> **ENTRIES SHOWN**
========================
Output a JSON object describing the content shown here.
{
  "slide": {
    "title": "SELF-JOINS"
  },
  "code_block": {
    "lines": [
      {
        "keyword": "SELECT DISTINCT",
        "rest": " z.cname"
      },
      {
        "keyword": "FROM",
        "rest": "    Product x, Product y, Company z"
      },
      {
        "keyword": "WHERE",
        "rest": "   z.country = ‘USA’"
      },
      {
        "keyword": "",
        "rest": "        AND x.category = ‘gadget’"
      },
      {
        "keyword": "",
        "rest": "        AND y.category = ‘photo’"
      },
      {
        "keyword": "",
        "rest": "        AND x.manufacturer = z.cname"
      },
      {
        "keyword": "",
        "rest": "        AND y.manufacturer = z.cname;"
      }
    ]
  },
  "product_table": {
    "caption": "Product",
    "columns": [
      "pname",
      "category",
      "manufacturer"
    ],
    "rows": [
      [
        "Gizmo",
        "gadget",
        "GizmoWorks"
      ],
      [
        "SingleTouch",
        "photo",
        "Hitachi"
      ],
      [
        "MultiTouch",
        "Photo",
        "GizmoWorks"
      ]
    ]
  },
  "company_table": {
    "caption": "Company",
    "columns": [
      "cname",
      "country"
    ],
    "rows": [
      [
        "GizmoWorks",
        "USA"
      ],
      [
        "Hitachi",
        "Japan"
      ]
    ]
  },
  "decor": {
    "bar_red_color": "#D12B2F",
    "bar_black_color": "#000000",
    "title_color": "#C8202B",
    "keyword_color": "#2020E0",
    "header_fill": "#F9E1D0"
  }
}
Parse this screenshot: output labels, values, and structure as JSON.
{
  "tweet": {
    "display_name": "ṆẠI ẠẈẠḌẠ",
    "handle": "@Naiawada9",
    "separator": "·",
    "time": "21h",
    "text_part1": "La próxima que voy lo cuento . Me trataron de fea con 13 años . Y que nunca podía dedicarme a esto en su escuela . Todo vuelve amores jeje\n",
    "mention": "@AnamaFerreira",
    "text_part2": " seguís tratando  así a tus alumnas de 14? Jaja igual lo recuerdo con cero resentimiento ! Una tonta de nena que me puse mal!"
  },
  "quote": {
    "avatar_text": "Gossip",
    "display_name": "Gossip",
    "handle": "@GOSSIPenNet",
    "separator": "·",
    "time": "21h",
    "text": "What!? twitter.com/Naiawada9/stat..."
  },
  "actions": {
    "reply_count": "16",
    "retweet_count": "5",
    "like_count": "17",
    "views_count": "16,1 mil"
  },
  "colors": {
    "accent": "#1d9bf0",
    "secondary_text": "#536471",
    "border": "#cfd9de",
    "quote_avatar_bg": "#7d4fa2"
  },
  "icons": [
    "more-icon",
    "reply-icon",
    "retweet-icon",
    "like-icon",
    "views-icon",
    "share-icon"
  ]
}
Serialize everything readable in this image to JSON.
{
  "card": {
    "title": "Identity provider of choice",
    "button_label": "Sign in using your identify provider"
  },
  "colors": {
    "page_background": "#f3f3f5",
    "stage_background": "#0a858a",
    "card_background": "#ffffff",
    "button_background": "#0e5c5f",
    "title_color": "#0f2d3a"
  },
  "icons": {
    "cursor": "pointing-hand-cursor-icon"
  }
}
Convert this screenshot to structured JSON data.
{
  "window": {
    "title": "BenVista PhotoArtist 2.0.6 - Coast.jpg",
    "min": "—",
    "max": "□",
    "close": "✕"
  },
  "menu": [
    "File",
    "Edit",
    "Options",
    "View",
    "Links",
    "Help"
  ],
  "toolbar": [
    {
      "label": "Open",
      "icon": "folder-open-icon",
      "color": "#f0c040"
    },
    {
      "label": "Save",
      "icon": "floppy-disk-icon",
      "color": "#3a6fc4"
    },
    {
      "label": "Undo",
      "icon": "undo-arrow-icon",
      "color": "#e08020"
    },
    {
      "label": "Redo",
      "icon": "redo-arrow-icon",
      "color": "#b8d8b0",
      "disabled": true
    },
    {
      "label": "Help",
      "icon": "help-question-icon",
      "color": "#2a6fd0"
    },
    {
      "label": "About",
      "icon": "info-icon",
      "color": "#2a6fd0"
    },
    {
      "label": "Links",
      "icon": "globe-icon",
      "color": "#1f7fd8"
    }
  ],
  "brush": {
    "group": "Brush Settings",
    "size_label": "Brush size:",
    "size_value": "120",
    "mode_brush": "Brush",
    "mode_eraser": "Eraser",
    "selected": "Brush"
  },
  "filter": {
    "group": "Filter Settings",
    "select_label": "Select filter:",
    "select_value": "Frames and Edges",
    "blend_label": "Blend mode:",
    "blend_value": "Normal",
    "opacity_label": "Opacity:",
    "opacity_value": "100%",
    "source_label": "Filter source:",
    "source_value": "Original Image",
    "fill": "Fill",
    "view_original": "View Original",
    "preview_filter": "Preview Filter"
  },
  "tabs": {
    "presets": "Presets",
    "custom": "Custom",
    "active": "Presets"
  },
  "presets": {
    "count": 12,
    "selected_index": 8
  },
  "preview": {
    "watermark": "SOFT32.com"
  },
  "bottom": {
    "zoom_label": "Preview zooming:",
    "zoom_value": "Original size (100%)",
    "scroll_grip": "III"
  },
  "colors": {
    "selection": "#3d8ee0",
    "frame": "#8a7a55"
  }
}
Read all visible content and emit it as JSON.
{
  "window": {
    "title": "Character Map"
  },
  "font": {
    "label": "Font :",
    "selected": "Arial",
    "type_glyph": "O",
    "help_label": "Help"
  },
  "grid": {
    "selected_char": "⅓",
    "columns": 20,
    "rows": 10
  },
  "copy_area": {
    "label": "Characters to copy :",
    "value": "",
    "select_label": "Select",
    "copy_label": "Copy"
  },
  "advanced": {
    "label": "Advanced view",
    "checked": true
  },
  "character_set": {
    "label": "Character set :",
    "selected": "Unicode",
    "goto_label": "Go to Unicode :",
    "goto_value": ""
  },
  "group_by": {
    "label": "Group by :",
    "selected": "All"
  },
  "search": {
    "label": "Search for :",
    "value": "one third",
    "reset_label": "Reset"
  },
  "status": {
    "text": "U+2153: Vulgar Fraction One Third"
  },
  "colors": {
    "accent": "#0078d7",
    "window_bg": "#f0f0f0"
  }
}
========================
> **DIRECTION**
Copy each line of the records that contains the word "content".

> **EXERCISE RESULT**
Output a JSON object describing the content shown here.
Read all visible content and emit it as JSON.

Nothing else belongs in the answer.